_Given problem:_ Write out the listing below without alteration, omitting its pictures.

_Records:_

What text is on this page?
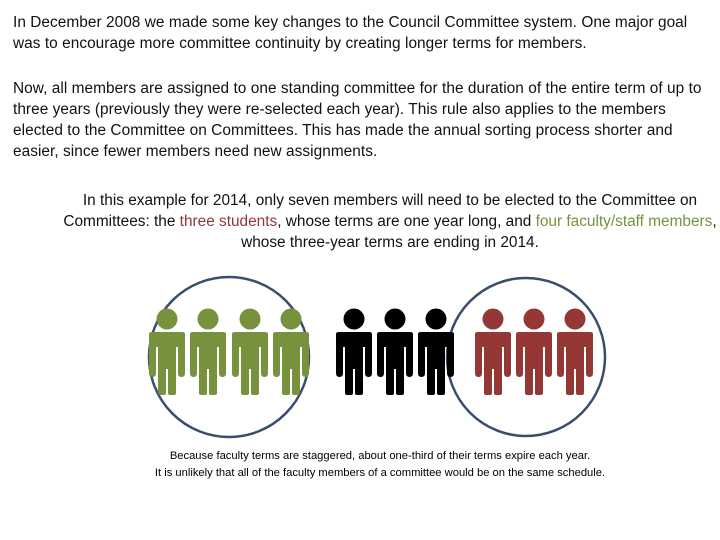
In December 2008 we made some key changes to the Council Committee system. One major goal was to encourage more committee continuity by creating longer terms for members.

Now, all members are assigned to one standing committee for the duration of the entire term of up to three years (previously they were re-selected each year). This rule also applies to the members elected to the Committee on Committees. This has made the annual sorting process shorter and easier, since fewer members need new assignments.

In this example for 2014, only seven members will need to be elected to the Committee on Committees: the three students, whose terms are one year long, and four faculty/staff members, whose three-year terms are ending in 2014.

Because faculty terms are staggered, about one-third of their terms expire each year.
It is unlikely that all of the faculty members of a committee would be on the same schedule.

_Exercise response:_
What text is on this page?
In December 2008 we made some key changes to the Council Committee system. One major goal was to encourage more committee continuity by creating longer terms for members.

Now, all members are assigned to one standing committee for the duration of the entire term of up to three years (previously they were re-selected each year). This rule also applies to the members elected to the Committee on Committees. This has made the annual sorting process shorter and easier, since fewer members need new assignments.

In this example for 2014, only seven members will need to be elected to the Committee on Committees: the three students, whose terms are one year long, and four faculty/staff members, whose three-year terms are ending in 2014.

Because faculty terms are staggered, about one-third of their terms expire each year.
It is unlikely that all of the faculty members of a committee would be on the same schedule.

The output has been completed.